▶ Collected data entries
§

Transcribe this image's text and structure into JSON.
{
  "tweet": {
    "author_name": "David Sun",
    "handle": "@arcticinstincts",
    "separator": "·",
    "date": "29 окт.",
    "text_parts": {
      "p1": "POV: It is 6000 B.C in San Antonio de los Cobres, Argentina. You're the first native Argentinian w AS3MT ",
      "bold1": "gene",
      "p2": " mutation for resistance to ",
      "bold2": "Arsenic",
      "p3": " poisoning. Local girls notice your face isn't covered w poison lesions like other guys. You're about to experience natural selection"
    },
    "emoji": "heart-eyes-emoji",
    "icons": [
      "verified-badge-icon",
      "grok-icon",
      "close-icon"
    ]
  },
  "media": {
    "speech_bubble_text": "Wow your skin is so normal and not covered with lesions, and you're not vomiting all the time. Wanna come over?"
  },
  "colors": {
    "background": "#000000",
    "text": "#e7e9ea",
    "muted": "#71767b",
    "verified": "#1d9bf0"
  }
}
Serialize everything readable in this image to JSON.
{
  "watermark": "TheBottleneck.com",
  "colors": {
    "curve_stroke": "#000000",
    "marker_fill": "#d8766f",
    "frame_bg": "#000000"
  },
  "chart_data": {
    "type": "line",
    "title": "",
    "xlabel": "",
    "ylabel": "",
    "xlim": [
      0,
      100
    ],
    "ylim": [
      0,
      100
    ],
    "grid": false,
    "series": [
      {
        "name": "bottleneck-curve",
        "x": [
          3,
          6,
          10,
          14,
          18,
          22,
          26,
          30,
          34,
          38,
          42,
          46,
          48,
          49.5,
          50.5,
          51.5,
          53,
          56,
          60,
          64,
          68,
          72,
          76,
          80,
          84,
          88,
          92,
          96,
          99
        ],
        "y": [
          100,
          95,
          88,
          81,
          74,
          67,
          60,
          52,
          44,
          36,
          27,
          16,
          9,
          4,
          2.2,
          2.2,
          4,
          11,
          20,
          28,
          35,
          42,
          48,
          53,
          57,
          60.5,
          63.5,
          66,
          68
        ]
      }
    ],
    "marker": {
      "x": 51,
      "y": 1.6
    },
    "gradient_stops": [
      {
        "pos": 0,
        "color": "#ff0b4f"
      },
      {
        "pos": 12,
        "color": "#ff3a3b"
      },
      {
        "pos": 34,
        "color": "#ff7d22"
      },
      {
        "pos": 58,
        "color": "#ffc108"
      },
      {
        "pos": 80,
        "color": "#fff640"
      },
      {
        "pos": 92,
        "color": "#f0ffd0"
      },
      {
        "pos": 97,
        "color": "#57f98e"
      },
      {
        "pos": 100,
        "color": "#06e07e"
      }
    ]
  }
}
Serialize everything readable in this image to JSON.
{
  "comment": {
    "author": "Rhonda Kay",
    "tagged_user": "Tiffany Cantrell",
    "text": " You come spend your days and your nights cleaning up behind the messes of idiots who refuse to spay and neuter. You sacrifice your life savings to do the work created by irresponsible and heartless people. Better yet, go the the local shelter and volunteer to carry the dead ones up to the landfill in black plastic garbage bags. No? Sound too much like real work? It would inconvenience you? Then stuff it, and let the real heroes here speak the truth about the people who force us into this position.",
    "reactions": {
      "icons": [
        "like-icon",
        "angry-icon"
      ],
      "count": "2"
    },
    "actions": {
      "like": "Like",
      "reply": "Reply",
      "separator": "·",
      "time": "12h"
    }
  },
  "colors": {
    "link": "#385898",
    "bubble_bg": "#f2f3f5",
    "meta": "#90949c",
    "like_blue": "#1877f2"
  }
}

§

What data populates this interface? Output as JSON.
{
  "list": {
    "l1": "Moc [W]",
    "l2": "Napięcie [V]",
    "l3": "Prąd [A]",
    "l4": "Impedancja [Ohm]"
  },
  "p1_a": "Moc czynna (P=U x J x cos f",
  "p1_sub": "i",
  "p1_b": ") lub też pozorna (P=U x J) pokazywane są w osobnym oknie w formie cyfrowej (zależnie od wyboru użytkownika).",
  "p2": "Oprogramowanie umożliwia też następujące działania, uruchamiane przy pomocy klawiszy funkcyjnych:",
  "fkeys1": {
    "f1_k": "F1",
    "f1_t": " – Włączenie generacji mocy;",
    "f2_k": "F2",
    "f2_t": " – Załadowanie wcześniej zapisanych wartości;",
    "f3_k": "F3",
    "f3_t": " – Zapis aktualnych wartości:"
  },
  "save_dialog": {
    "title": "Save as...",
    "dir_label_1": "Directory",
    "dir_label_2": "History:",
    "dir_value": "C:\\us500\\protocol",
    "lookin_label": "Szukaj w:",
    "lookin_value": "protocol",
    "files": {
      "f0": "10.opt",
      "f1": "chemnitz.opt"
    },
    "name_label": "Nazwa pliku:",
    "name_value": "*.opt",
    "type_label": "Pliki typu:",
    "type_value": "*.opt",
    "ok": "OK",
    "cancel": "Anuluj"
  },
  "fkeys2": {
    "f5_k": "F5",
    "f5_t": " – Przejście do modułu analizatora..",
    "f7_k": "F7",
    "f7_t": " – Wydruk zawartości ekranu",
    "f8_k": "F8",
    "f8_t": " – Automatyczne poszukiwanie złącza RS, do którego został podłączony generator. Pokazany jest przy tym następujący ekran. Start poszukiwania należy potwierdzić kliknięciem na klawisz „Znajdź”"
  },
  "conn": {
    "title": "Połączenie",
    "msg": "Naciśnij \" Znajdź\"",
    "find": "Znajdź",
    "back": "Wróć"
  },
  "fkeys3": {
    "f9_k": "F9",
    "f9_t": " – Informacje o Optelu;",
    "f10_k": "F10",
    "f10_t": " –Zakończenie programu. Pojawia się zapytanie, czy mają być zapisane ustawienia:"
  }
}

§

▶ Given problem
Filter the entries down to the lines with the word "about" in them.

▶ Output for this task
      "p3": " poisoning. Local girls notice your face isn't covered w poison lesions like other guys. You're about to experience natural selection"
    "text": " You come spend your days and your nights cleaning up behind the messes of idiots who refuse to spay and neuter. You sacrifice your life savings to do the work created by irresponsible and heartless people. Better yet, go the the local shelter and volunteer to carry the dead ones up to the landfill in black plastic garbage bags. No? Sound too much like real work? It would inconvenience you? Then stuff it, and let the real heroes here speak the truth about the people who force us into this position.",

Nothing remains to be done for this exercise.